Every line must be returned precisely as it is written.

* [PROVIDED RECORDS]
- - - - -

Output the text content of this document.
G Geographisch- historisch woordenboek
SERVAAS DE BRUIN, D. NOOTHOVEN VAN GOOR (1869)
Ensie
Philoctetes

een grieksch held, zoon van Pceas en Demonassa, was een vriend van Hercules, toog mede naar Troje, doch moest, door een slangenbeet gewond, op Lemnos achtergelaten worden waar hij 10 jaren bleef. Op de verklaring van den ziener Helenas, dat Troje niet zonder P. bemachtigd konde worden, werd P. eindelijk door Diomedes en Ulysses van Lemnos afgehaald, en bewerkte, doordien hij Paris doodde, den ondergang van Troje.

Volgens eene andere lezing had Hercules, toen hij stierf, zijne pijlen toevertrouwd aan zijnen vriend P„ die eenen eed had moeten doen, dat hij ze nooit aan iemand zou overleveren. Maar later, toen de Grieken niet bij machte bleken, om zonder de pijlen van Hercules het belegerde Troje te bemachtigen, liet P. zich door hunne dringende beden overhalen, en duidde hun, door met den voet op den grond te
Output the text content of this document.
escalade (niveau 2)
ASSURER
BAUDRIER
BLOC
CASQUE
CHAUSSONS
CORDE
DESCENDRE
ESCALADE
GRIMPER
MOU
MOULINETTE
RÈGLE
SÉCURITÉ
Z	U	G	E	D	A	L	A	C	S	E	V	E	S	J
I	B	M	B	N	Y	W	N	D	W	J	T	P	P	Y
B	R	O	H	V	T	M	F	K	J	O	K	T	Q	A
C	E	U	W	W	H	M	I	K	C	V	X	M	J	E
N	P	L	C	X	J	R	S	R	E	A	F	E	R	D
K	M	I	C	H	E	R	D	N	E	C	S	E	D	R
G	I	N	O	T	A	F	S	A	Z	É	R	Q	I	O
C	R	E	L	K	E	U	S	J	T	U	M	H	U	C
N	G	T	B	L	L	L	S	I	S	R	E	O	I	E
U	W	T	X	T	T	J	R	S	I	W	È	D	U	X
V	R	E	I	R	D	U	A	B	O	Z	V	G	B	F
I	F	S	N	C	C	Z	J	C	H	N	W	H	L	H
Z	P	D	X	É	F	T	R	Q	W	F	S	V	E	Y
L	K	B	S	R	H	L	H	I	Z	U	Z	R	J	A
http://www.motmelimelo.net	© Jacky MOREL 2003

- - - - -

* [EXPECTED OUTPUT]
Output the text content of this document.
G Geographisch- historisch woordenboek
SERVAAS DE BRUIN, D. NOOTHOVEN VAN GOOR (1869)
Ensie
Philoctetes

een grieksch held, zoon van Pceas en Demonassa, was een vriend van Hercules, toog mede naar Troje, doch moest, door een slangenbeet gewond, op Lemnos achtergelaten worden waar hij 10 jaren bleef. Op de verklaring van den ziener Helenas, dat Troje niet zonder P. bemachtigd konde worden, werd P. eindelijk door Diomedes en Ulysses van Lemnos afgehaald, en bewerkte, doordien hij Paris doodde, den ondergang van Troje.

Volgens eene andere lezing had Hercules, toen hij stierf, zijne pijlen toevertrouwd aan zijnen vriend P„ die eenen eed had moeten doen, dat hij ze nooit aan iemand zou overleveren. Maar later, toen de Grieken niet bij machte bleken, om zonder de pijlen van Hercules het belegerde Troje te bemachtigen, liet P. zich door hunne dringende beden overhalen, en duidde hun, door met den voet op den grond te
Output the text content of this document.
escalade (niveau 2)
ASSURER
BAUDRIER
BLOC
CASQUE
CHAUSSONS
CORDE
DESCENDRE
ESCALADE
GRIMPER
MOU
MOULINETTE
RÈGLE
SÉCURITÉ
Z	U	G	E	D	A	L	A	C	S	E	V	E	S	J
I	B	M	B	N	Y	W	N	D	W	J	T	P	P	Y
B	R	O	H	V	T	M	F	K	J	O	K	T	Q	A
C	E	U	W	W	H	M	I	K	C	V	X	M	J	E
N	P	L	C	X	J	R	S	R	E	A	F	E	R	D
K	M	I	C	H	E	R	D	N	E	C	S	E	D	R
G	I	N	O	T	A	F	S	A	Z	É	R	Q	I	O
C	R	E	L	K	E	U	S	J	T	U	M	H	U	C
N	G	T	B	L	L	L	S	I	S	R	E	O	I	E
U	W	T	X	T	T	J	R	S	I	W	È	D	U	X
V	R	E	I	R	D	U	A	B	O	Z	V	G	B	F
I	F	S	N	C	C	Z	J	C	H	N	W	H	L	H
Z	P	D	X	É	F	T	R	Q	W	F	S	V	E	Y
L	K	B	S	R	H	L	H	I	Z	U	Z	R	J	A
http://www.motmelimelo.net	© Jacky MOREL 2003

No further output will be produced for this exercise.